Request :: Return all lines below containing the word "name".

==== The input

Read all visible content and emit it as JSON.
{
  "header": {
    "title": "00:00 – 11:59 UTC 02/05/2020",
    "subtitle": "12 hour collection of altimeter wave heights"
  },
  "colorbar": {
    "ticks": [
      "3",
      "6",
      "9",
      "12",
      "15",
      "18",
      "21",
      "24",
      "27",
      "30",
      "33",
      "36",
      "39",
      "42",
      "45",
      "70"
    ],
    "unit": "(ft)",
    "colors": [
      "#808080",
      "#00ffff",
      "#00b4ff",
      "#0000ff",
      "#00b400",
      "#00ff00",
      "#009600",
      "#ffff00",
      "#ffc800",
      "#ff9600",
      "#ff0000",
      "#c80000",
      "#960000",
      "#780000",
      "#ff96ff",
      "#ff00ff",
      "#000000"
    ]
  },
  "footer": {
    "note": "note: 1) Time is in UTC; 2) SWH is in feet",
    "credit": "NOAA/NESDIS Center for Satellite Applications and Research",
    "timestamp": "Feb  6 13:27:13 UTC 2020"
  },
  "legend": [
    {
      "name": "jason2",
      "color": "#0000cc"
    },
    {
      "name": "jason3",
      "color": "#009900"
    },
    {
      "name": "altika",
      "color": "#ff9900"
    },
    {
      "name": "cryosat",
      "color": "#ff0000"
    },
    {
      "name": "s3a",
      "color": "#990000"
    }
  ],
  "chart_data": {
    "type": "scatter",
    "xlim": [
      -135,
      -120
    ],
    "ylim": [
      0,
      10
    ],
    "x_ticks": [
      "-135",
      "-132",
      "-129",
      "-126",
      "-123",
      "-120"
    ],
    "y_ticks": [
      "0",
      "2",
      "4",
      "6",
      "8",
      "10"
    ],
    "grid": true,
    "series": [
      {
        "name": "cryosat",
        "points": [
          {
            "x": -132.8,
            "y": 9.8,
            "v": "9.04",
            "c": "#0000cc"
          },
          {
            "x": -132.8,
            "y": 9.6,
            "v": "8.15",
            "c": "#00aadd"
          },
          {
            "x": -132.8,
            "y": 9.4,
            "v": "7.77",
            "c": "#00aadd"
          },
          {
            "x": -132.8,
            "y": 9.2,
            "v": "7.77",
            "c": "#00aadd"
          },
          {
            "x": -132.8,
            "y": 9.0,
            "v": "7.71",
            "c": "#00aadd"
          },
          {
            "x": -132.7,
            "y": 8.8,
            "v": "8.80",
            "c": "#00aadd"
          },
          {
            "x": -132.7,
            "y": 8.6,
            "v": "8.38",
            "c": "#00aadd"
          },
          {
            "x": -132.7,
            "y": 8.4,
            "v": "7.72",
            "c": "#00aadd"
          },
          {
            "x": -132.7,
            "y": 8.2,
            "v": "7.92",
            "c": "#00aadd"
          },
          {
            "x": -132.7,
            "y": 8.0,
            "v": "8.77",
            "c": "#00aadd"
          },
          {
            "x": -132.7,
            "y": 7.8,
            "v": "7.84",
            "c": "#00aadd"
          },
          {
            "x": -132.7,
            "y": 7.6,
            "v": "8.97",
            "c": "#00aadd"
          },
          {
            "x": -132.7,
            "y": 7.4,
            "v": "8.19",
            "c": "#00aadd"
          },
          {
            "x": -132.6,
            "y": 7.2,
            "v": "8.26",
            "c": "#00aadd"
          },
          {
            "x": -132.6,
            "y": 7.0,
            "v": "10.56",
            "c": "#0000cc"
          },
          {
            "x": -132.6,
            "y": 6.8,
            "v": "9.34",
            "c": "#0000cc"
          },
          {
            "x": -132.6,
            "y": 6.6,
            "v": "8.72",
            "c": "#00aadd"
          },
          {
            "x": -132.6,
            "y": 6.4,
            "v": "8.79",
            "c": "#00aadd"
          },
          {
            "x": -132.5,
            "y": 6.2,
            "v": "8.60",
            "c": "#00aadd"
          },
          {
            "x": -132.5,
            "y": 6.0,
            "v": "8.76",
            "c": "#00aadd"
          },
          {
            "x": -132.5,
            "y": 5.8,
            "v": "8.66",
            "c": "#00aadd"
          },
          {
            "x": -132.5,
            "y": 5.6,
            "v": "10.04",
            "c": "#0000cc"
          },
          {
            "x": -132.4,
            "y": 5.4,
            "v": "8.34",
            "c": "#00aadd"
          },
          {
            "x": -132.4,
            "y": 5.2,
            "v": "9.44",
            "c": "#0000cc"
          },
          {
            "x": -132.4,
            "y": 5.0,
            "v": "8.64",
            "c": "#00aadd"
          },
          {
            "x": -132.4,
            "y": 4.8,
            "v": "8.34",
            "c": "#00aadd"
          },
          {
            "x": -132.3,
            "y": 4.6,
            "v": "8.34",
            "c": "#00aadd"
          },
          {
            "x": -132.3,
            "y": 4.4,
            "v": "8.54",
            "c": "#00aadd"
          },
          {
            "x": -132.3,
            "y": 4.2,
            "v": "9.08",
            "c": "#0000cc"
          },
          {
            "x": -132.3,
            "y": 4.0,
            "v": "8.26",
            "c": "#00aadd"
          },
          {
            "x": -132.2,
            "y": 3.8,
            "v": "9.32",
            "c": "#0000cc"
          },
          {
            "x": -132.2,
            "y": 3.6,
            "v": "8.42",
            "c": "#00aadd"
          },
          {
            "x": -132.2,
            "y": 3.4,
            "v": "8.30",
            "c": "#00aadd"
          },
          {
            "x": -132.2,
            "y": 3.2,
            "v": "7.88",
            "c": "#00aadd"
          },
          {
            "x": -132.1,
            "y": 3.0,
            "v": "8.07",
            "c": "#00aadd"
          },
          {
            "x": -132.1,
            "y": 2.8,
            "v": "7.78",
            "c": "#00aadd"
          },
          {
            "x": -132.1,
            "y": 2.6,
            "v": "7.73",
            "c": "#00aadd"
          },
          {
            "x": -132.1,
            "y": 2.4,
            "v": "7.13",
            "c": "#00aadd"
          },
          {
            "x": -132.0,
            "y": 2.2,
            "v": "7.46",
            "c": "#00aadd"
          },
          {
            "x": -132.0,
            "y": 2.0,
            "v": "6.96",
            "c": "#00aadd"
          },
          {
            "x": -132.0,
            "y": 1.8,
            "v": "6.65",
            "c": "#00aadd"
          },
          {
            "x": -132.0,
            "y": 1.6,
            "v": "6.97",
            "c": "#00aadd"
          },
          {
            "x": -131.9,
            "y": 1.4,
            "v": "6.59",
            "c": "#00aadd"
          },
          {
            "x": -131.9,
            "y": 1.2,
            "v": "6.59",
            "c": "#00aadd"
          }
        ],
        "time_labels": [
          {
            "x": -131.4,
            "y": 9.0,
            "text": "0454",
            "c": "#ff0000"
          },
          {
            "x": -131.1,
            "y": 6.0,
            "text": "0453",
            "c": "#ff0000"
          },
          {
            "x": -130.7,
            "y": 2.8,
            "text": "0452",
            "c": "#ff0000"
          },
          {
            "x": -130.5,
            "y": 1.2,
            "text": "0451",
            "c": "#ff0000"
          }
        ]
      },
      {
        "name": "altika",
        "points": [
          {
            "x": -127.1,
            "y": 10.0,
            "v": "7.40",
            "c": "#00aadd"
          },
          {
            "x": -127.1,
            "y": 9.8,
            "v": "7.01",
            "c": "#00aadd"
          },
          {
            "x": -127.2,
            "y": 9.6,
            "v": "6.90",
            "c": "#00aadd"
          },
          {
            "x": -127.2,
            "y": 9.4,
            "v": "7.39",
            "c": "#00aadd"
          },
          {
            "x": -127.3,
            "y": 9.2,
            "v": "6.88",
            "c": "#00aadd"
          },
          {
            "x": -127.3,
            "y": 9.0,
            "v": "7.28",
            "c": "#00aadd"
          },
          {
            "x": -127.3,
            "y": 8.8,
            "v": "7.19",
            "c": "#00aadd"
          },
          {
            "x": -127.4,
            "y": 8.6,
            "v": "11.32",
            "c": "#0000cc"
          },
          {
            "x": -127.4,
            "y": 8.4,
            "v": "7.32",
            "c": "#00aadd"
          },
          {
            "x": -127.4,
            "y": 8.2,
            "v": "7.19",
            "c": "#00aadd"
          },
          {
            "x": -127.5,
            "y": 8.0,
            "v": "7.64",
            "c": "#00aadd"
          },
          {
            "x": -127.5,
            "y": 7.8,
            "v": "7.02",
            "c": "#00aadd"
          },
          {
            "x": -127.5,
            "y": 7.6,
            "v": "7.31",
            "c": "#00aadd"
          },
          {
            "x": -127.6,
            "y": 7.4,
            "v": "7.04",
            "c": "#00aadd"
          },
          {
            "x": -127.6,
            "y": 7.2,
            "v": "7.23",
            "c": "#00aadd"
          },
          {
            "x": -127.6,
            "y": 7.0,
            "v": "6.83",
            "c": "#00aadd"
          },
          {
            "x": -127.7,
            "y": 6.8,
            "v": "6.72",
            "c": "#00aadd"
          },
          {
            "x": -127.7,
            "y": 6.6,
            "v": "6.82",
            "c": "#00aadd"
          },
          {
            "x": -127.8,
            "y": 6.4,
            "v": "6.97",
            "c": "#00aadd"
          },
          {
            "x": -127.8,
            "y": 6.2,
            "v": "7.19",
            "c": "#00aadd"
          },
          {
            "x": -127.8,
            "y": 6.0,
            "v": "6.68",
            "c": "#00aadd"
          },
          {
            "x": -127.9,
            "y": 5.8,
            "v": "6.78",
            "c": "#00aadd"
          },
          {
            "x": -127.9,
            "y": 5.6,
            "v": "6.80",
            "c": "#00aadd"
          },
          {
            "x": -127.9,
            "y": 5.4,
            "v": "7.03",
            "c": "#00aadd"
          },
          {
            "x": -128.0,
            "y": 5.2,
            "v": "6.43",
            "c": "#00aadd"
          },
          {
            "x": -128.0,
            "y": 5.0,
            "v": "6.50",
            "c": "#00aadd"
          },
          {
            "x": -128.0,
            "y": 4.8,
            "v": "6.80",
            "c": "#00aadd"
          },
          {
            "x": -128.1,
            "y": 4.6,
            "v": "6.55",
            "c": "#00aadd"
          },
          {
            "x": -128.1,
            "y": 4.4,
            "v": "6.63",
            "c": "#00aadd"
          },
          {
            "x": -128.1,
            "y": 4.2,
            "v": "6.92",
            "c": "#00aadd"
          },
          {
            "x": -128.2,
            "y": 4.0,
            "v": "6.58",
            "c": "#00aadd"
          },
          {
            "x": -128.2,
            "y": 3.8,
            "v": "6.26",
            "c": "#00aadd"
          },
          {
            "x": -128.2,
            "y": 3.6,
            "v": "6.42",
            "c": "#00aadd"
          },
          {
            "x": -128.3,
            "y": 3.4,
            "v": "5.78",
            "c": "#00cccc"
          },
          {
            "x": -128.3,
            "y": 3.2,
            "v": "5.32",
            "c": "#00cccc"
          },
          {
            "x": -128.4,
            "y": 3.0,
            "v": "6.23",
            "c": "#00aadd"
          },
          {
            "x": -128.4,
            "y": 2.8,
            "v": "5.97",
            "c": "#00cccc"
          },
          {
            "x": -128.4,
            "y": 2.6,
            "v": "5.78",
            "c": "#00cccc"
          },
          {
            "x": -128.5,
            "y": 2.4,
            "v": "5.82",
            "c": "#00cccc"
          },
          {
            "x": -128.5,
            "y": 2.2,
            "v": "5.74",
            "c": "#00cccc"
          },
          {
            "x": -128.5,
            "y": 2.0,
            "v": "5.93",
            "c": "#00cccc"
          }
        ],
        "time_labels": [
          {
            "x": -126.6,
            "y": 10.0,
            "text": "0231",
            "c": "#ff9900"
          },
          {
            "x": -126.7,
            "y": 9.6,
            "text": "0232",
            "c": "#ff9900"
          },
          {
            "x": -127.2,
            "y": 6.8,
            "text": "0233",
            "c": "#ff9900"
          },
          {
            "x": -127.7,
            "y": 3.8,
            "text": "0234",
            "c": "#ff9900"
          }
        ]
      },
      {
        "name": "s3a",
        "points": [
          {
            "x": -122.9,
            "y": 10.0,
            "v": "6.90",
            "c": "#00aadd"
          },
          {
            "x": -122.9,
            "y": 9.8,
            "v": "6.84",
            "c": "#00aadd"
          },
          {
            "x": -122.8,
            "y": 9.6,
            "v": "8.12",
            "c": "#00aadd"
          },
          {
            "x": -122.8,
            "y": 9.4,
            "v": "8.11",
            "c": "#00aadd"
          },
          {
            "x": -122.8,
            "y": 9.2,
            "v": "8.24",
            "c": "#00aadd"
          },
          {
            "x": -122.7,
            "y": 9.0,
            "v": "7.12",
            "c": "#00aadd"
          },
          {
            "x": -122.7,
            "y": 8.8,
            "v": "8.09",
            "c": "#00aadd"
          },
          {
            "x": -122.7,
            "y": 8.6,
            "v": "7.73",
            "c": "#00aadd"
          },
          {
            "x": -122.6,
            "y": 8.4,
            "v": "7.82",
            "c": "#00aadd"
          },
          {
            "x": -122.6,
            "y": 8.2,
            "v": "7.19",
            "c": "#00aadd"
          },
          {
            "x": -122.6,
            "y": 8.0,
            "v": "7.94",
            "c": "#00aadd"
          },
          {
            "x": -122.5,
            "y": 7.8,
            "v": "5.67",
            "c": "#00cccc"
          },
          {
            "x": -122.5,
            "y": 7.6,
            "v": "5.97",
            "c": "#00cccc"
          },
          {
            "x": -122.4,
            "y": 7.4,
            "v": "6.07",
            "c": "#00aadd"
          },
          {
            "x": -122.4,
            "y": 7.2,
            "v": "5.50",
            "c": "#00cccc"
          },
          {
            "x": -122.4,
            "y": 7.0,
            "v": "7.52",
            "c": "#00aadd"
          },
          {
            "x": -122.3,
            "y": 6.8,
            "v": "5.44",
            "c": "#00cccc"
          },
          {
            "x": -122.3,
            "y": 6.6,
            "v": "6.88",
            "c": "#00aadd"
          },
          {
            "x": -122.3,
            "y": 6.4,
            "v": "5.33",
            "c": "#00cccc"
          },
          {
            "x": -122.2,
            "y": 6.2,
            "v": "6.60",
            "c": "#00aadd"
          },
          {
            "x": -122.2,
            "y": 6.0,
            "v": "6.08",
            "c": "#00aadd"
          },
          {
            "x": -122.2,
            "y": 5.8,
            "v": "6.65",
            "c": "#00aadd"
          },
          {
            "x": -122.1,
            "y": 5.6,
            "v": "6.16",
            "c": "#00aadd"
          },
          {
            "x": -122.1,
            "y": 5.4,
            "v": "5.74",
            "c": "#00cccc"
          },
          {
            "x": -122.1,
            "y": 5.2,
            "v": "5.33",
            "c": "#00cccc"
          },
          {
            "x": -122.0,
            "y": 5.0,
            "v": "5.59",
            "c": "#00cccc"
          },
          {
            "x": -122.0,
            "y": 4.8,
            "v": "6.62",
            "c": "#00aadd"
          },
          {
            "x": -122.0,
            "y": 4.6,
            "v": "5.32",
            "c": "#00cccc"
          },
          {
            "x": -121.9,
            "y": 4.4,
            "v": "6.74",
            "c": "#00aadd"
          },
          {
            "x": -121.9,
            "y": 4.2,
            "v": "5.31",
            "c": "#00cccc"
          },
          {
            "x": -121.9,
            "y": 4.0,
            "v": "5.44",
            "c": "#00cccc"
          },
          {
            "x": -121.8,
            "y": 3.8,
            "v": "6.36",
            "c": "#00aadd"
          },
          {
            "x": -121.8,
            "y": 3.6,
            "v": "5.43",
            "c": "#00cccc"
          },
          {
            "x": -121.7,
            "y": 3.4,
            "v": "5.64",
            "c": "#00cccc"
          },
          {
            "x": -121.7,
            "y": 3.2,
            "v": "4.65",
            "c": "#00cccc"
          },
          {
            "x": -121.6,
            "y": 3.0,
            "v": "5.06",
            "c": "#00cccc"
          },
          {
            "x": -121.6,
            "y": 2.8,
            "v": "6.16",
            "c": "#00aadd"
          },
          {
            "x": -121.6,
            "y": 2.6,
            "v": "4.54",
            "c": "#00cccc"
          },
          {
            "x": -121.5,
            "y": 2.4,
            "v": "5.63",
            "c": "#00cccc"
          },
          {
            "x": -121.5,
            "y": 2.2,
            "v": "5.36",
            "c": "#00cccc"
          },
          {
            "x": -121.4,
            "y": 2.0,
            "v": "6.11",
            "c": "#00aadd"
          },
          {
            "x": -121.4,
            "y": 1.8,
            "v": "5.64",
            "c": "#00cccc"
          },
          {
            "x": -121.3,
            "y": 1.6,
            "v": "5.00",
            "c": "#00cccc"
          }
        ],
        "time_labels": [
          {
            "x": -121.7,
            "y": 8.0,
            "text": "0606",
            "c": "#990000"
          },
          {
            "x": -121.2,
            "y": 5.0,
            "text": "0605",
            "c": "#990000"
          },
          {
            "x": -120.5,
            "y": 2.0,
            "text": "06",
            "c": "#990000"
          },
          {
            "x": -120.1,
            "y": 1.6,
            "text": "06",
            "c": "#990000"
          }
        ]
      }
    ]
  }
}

========

Answer to this problem ::
      "name": "jason2",
      "name": "jason3",
      "name": "altika",
      "name": "cryosat",
      "name": "s3a",
        "name": "cryosat",
        "name": "altika",
        "name": "s3a",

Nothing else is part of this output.